- [What you have to do]: Put each line of the rows below into a Markdown table with the columns "No." and "Entry," numbering the lines in order and skipping blank ones. Leave the pictures out of the answer.
========================
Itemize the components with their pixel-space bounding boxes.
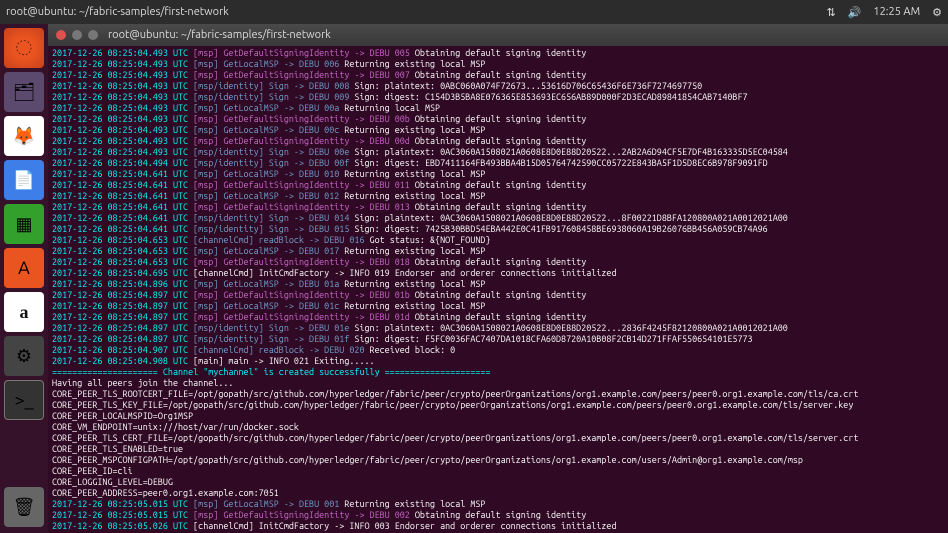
firefox-icon[interactable]: 🦊 xyxy=(4,116,44,156)
terminal-output[interactable]: 2017-12-26 08:25:04.493 UTC [msp] GetDef… xyxy=(48,46,948,533)
files-icon[interactable]: 🗂 xyxy=(4,72,44,112)
amazon-icon[interactable]: a xyxy=(4,292,44,332)
terminal-icon[interactable]: >_ xyxy=(4,380,44,420)
maximize-icon[interactable] xyxy=(88,30,98,40)
terminal-titlebar[interactable]: root@ubuntu: ~/fabric-samples/first-netw… xyxy=(48,24,948,46)
terminal-title-text: root@ubuntu: ~/fabric-samples/first-netw… xyxy=(108,29,331,41)
ubuntu-dash-icon[interactable]: ◌ xyxy=(4,28,44,68)
minimize-icon[interactable] xyxy=(72,30,82,40)
menu-bar: root@ubuntu: ~/fabric-samples/first-netw… xyxy=(0,0,948,24)
trash-icon[interactable]: 🗑 xyxy=(4,487,44,527)
clock[interactable]: 12:25 AM xyxy=(873,6,920,18)
settings-icon[interactable]: ⚙ xyxy=(4,336,44,376)
ubuntu-software-icon[interactable]: A xyxy=(4,248,44,288)
terminal-window: root@ubuntu: ~/fabric-samples/first-netw… xyxy=(48,24,948,533)
sound-icon[interactable]: 🔊 xyxy=(848,6,862,19)
settings-gear-icon[interactable]: ⚙ xyxy=(932,6,942,19)
network-icon[interactable]: ⇅ xyxy=(826,6,835,19)
close-icon[interactable] xyxy=(56,30,66,40)
libreoffice-writer-icon[interactable]: 📄 xyxy=(4,160,44,200)
window-title: root@ubuntu: ~/fabric-samples/first-netw… xyxy=(6,6,826,18)
launcher: ◌ 🗂 🦊 📄 ▦ A a ⚙ >_ 🗑 xyxy=(0,24,48,533)
libreoffice-calc-icon[interactable]: ▦ xyxy=(4,204,44,244)
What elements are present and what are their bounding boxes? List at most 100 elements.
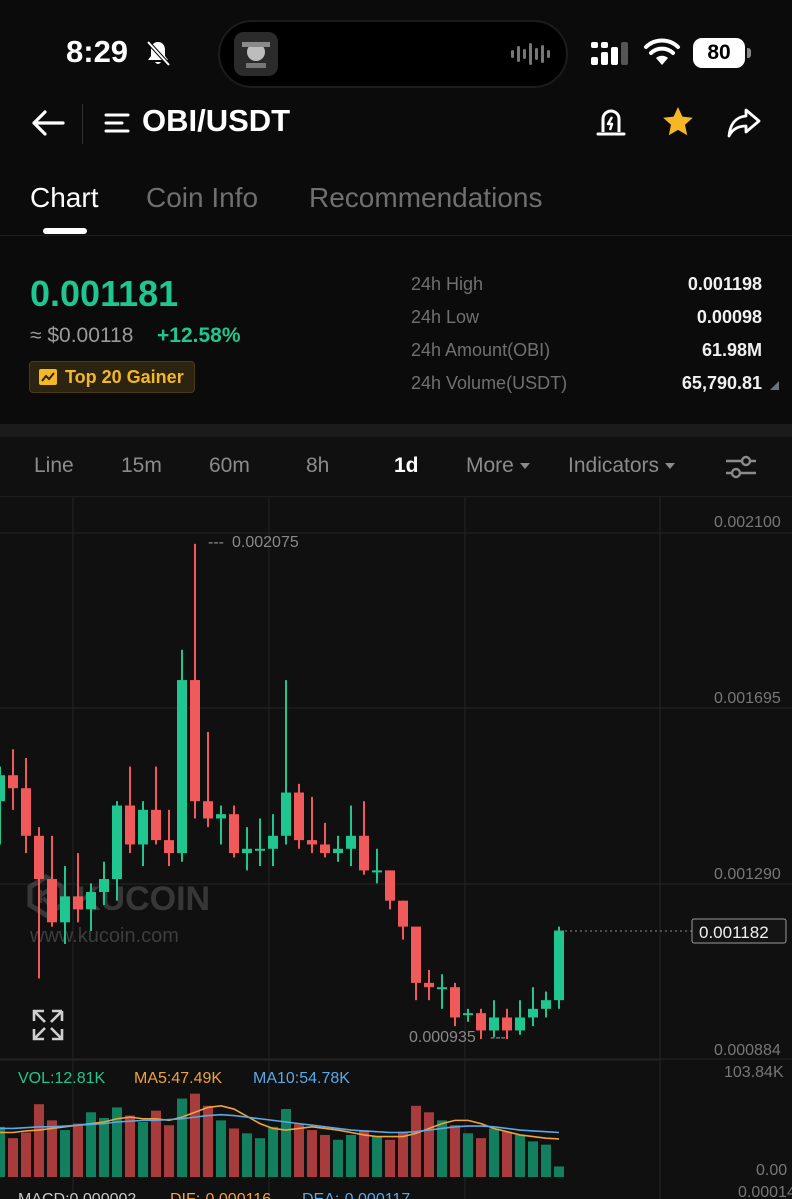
pair-title[interactable]: OBI/USDT	[142, 103, 290, 139]
chart-settings-icon[interactable]	[724, 453, 758, 481]
volume-bar	[60, 1130, 70, 1177]
candle-body	[242, 848, 252, 854]
stat-value-amount: 61.98M	[701, 340, 762, 360]
candle-body	[463, 1013, 473, 1016]
stat-value-high: 0.001198	[687, 274, 762, 294]
interval-more[interactable]: More	[466, 454, 530, 478]
high-marker-label: 0.002075	[232, 534, 299, 551]
watermark-brand: KUCOIN	[76, 880, 210, 918]
kline-chart-svg[interactable]: KUCOIN www.kucoin.com 0.002100 0.001695 …	[0, 497, 792, 1199]
volume-bar	[216, 1120, 226, 1177]
candle-body	[450, 987, 460, 1018]
volume-bar	[73, 1123, 83, 1177]
candle-body	[333, 848, 343, 854]
high-marker-dash: ---	[208, 534, 224, 551]
tab-active-indicator	[43, 228, 87, 234]
volume-bar	[125, 1115, 135, 1177]
volume-bar	[99, 1117, 109, 1177]
candle-body	[541, 1000, 551, 1009]
candle-body	[528, 1008, 538, 1018]
candle-body	[177, 680, 187, 854]
top-gainer-badge[interactable]: Top 20 Gainer	[29, 361, 195, 393]
favorite-star-icon[interactable]	[660, 104, 696, 140]
volume-bar	[229, 1128, 239, 1177]
corner-triangle-icon	[770, 381, 779, 390]
dif-legend: DIF:-0.000116	[170, 1191, 271, 1199]
volume-bar	[372, 1136, 382, 1177]
candle-body	[307, 840, 317, 845]
volume-bar	[8, 1138, 18, 1177]
candle-body	[346, 835, 356, 849]
candle-body	[411, 926, 421, 983]
volume-bar	[281, 1109, 291, 1177]
audio-wave-icon	[511, 43, 550, 65]
candle-body	[86, 892, 96, 910]
volume-bar	[502, 1131, 512, 1177]
kline-chart[interactable]: KUCOIN www.kucoin.com 0.002100 0.001695 …	[0, 497, 792, 1199]
candle-body	[8, 775, 18, 789]
price-alert-icon[interactable]	[594, 104, 628, 140]
candle-body	[398, 900, 408, 927]
volume-bar	[424, 1112, 434, 1177]
candle-body	[294, 792, 304, 841]
volume-bar	[34, 1104, 44, 1177]
interval-1d[interactable]: 1d	[394, 454, 419, 478]
tab-recommendations[interactable]: Recommendations	[309, 182, 542, 214]
share-icon[interactable]	[726, 106, 762, 140]
volume-bar	[476, 1138, 486, 1177]
candle-body	[320, 844, 330, 854]
price-axis-label-4: 0.000884	[714, 1042, 781, 1059]
current-price-tag: 0.001182	[699, 923, 769, 942]
main-tabs: Chart Coin Info Recommendations	[0, 172, 792, 236]
candle-body	[0, 775, 5, 802]
status-bar: 8:29 80	[0, 0, 792, 100]
price-axis-label-3: 0.001290	[714, 866, 781, 883]
wifi-icon	[644, 38, 680, 65]
tab-coin-info[interactable]: Coin Info	[146, 182, 258, 214]
interval-line[interactable]: Line	[34, 454, 74, 478]
volume-axis-top: 103.84K	[724, 1064, 784, 1081]
macd-axis-label: 0.000149	[738, 1184, 792, 1199]
candle-body	[138, 809, 148, 845]
macd-legend: MACD:0.000002	[18, 1191, 136, 1199]
stat-label-high: 24h High	[411, 274, 484, 294]
interval-8h[interactable]: 8h	[306, 454, 329, 478]
tab-chart[interactable]: Chart	[30, 182, 98, 214]
candle-body	[112, 805, 122, 880]
candle-body	[203, 801, 213, 819]
watermark-url: www.kucoin.com	[29, 925, 179, 947]
cellular-signal-icon	[591, 42, 628, 65]
indicators-dropdown[interactable]: Indicators	[568, 454, 676, 478]
volume-bar	[268, 1126, 278, 1177]
interval-15m[interactable]: 15m	[121, 454, 162, 478]
candle-body	[190, 680, 200, 802]
stat-value-volume: 65,790.81	[681, 373, 762, 393]
candle-body	[125, 805, 135, 845]
volume-bar	[554, 1166, 564, 1177]
candle-body	[554, 930, 564, 1001]
top-gainer-label: Top 20 Gainer	[65, 366, 184, 387]
vol-legend: VOL:12.81K	[18, 1070, 106, 1087]
interval-bar: Line 15m 60m 8h 1d More Indicators	[0, 437, 792, 497]
artwork-image	[234, 32, 278, 76]
candle-body	[268, 835, 278, 849]
candle-body	[372, 870, 382, 873]
volume-bar	[190, 1093, 200, 1177]
candle-body	[385, 870, 395, 901]
volume-bar	[528, 1141, 538, 1177]
volume-bar	[242, 1133, 252, 1177]
price-change: +12.58%	[157, 324, 241, 347]
volume-bar	[164, 1125, 174, 1177]
interval-60m[interactable]: 60m	[209, 454, 250, 478]
candle-body	[281, 792, 291, 836]
fullscreen-icon[interactable]	[32, 1009, 64, 1041]
volume-bar	[398, 1131, 408, 1177]
pair-menu-icon[interactable]	[104, 112, 130, 134]
status-time: 8:29	[66, 34, 129, 69]
candle-body	[424, 982, 434, 988]
kucoin-watermark: KUCOIN	[27, 874, 210, 918]
candle-body	[34, 835, 44, 880]
back-arrow-icon[interactable]	[30, 108, 66, 138]
top-nav: OBI/USDT	[0, 100, 792, 150]
candles-layer	[0, 543, 564, 1040]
========================
- [Solution to the exercise]:
| No. | Entry |
|---|---|
| 1 | Itemize the components with their pixel-space bounding boxes. |
| 2 | firefox-icon[interactable]: 🦊 xyxy=(4,116,44,156) |
| 3 | terminal-output[interactable]: 2017-12-26 08:25:04.493 UTC [msp] GetDef… xyxy=(48,46,948,533) |
| 4 | files-icon[interactable]: 🗂 xyxy=(4,72,44,112) |
| 5 | amazon-icon[interactable]: a xyxy=(4,292,44,332) |
| 6 | terminal-icon[interactable]: >_ xyxy=(4,380,44,420) |
| 7 | maximize-icon[interactable] xyxy=(88,30,98,40) |
| 8 | terminal-titlebar[interactable]: root@ubuntu: ~/fabric-samples/first-netw… xyxy=(48,24,948,46) |
| 9 | terminal-title-text: root@ubuntu: ~/fabric-samples/first-netw… xyxy=(108,29,331,41) |
| 10 | ubuntu-dash-icon[interactable]: ◌ xyxy=(4,28,44,68) |
| 11 | minimize-icon[interactable] xyxy=(72,30,82,40) |
| 12 | menu-bar: root@ubuntu: ~/fabric-samples/first-netw… xyxy=(0,0,948,24) |
| 13 | trash-icon[interactable]: 🗑 xyxy=(4,487,44,527) |
| 14 | clock[interactable]: 12:25 AM xyxy=(873,6,920,18) |
| 15 | settings-icon[interactable]: ⚙ xyxy=(4,336,44,376) |
| 16 | ubuntu-software-icon[interactable]: A xyxy=(4,248,44,288) |
| 17 | terminal-window: root@ubuntu: ~/fabric-samples/first-netw… xyxy=(48,24,948,533) |
| 18 | sound-icon[interactable]: 🔊 xyxy=(848,6,862,19) |
| 19 | settings-gear-icon[interactable]: ⚙ xyxy=(932,6,942,19) |
| 20 | network-icon[interactable]: ⇅ xyxy=(826,6,835,19) |
| 21 | close-icon[interactable] xyxy=(56,30,66,40) |
| 22 | libreoffice-writer-icon[interactable]: 📄 xyxy=(4,160,44,200) |
| 23 | window-title: root@ubuntu: ~/fabric-samples/first-netw… xyxy=(6,6,826,18) |
| 24 | launcher: ◌ 🗂 🦊 📄 ▦ A a ⚙ >_ 🗑 xyxy=(0,24,48,533) |
| 25 | libreoffice-calc-icon[interactable]: ▦ xyxy=(4,204,44,244) |
| 26 | What elements are present and what are their bounding boxes? List at most 100 elements. |
| 27 | pair-title[interactable]: OBI/USDT	[142, 103, 290, 139] |
| 28 | chart-settings-icon[interactable]	[724, 453, 758, 481] |
| 29 | volume-bar	[60, 1130, 70, 1177] |
| 30 | candle-body	[242, 848, 252, 854] |
| 31 | stat-value-amount: 61.98M	[701, 340, 762, 360] |
| 32 | candle-body	[463, 1013, 473, 1016] |
| 33 | stat-value-high: 0.001198	[687, 274, 762, 294] |
| 34 | interval-more[interactable]: More	[466, 454, 530, 478] |
| 35 | high-marker-label: 0.002075	[232, 534, 299, 551] |
| 36 | watermark-brand: KUCOIN	[76, 880, 210, 918] |
| 37 | kline-chart-svg[interactable]: KUCOIN www.kucoin.com 0.002100 0.001695 …	[0, 497, 792, 1199] |
| 38 | volume-bar	[216, 1120, 226, 1177] |
| 39 | candle-body	[450, 987, 460, 1018] |
| 40 | volume-bar	[73, 1123, 83, 1177] |
| 41 | candle-body	[333, 848, 343, 854] |
| 42 | high-marker-dash: ---	[208, 534, 224, 551] |
| 43 | tab-active-indicator	[43, 228, 87, 234] |
| 44 | volume-bar	[125, 1115, 135, 1177] |
| 45 | volume-bar	[99, 1117, 109, 1177] |
| 46 | candle-body	[541, 1000, 551, 1009] |
| 47 | candle-body	[528, 1008, 538, 1018] |
| 48 | candle-body	[177, 680, 187, 854] |
| 49 | top-gainer-badge[interactable]: Top 20 Gainer	[29, 361, 195, 393] |
| 50 | favorite-star-icon[interactable]	[660, 104, 696, 140] |
| 51 | volume-bar	[229, 1128, 239, 1177] |
| 52 | corner-triangle-icon	[770, 381, 779, 390] |
| 53 | dif-legend: DIF:-0.000116	[170, 1191, 271, 1199] |
| 54 | volume-bar	[372, 1136, 382, 1177] |
| 55 | candle-body	[307, 840, 317, 845] |
| 56 | volume-bar	[8, 1138, 18, 1177] |
| 57 | candle-body	[346, 835, 356, 849] |
| 58 | candle-body	[411, 926, 421, 983] |
| 59 | volume-bar	[281, 1109, 291, 1177] |
| 60 | audio-wave-icon	[511, 43, 550, 65] |
| 61 | candle-body	[86, 892, 96, 910] |
| 62 | volume-bar	[502, 1131, 512, 1177] |
| 63 | kline-chart[interactable]: KUCOIN www.kucoin.com 0.002100 0.001695 …	[0, 497, 792, 1199] |
| 64 | candle-body	[8, 775, 18, 789] |
| 65 | price-alert-icon[interactable]	[594, 104, 628, 140] |
| 66 | candle-body	[398, 900, 408, 927] |
| 67 | volume-bar	[424, 1112, 434, 1177] |
| 68 | candle-body	[294, 792, 304, 841] |
| 69 | volume-bar	[34, 1104, 44, 1177] |
| 70 | interval-1d[interactable]: 1d	[394, 454, 419, 478] |
| 71 | tab-recommendations[interactable]: Recommendations	[309, 182, 542, 214] |
| 72 | share-icon[interactable]	[726, 106, 762, 140] |
| 73 | volume-bar	[476, 1138, 486, 1177] |
| 74 | candle-body	[320, 844, 330, 854] |
| 75 | price-axis-label-4: 0.000884	[714, 1042, 781, 1059] |
| 76 | current-price-tag: 0.001182	[699, 923, 769, 942] |
| 77 | main-tabs: Chart Coin Info Recommendations	[0, 172, 792, 236] |
| 78 | candle-body	[0, 775, 5, 802] |
| 79 | status-bar: 8:29 80	[0, 0, 792, 100] |
| 80 | price-axis-label-3: 0.001290	[714, 866, 781, 883] |
| 81 | wifi-icon	[644, 38, 680, 65] |
| 82 | tab-coin-info[interactable]: Coin Info	[146, 182, 258, 214] |
| 83 | interval-line[interactable]: Line	[34, 454, 74, 478] |
| 84 | volume-axis-top: 103.84K	[724, 1064, 784, 1081] |
| 85 | macd-axis-label: 0.000149	[738, 1184, 792, 1199] |
| 86 | candle-body	[138, 809, 148, 845] |
| 87 | macd-legend: MACD:0.000002	[18, 1191, 136, 1199] |
| 88 | stat-label-high: 24h High	[411, 274, 484, 294] |
| 89 | interval-8h[interactable]: 8h	[306, 454, 329, 478] |
| 90 | tab-chart[interactable]: Chart	[30, 182, 98, 214] |
| 91 | candle-body	[112, 805, 122, 880] |
| 92 | candle-body	[203, 801, 213, 819] |
| 93 | watermark-url: www.kucoin.com	[29, 925, 179, 947] |
| 94 | cellular-signal-icon	[591, 42, 628, 65] |
| 95 | indicators-dropdown[interactable]: Indicators	[568, 454, 676, 478] |
| 96 | volume-bar	[268, 1126, 278, 1177] |
| 97 | interval-15m[interactable]: 15m	[121, 454, 162, 478] |
| 98 | candle-body	[190, 680, 200, 802] |
| 99 | stat-value-volume: 65,790.81	[681, 373, 762, 393] |
| 100 | candle-body	[125, 805, 135, 845] |
| 101 | volume-bar	[554, 1166, 564, 1177] |
| 102 | candle-body	[554, 930, 564, 1001] |
| 103 | top-gainer-label: Top 20 Gainer	[65, 366, 184, 387] |
| 104 | vol-legend: VOL:12.81K	[18, 1070, 106, 1087] |
| 105 | interval-bar: Line 15m 60m 8h 1d More Indicators	[0, 437, 792, 497] |
| 106 | artwork-image	[234, 32, 278, 76] |
| 107 | candle-body	[268, 835, 278, 849] |
| 108 | candle-body	[372, 870, 382, 873] |
| 109 | volume-bar	[190, 1093, 200, 1177] |
| 110 | candle-body	[385, 870, 395, 901] |
| 111 | volume-bar	[528, 1141, 538, 1177] |
| 112 | volume-bar	[242, 1133, 252, 1177] |
| 113 | price-change: +12.58%	[157, 324, 241, 347] |
| 114 | volume-bar	[164, 1125, 174, 1177] |
| 115 | interval-60m[interactable]: 60m	[209, 454, 250, 478] |
| 116 | candle-body	[281, 792, 291, 836] |
| 117 | fullscreen-icon[interactable]	[32, 1009, 64, 1041] |
| 118 | volume-bar	[398, 1131, 408, 1177] |
| 119 | pair-menu-icon[interactable]	[104, 112, 130, 134] |
| 120 | status-time: 8:29	[66, 34, 129, 69] |
| 121 | candle-body	[424, 982, 434, 988] |
| 122 | kucoin-watermark: KUCOIN	[27, 874, 210, 918] |
| 123 | candle-body	[34, 835, 44, 880] |
| 124 | back-arrow-icon[interactable]	[30, 108, 66, 138] |
| 125 | top-nav: OBI/USDT	[0, 100, 792, 150] |
| 126 | candles-layer	[0, 543, 564, 1040] |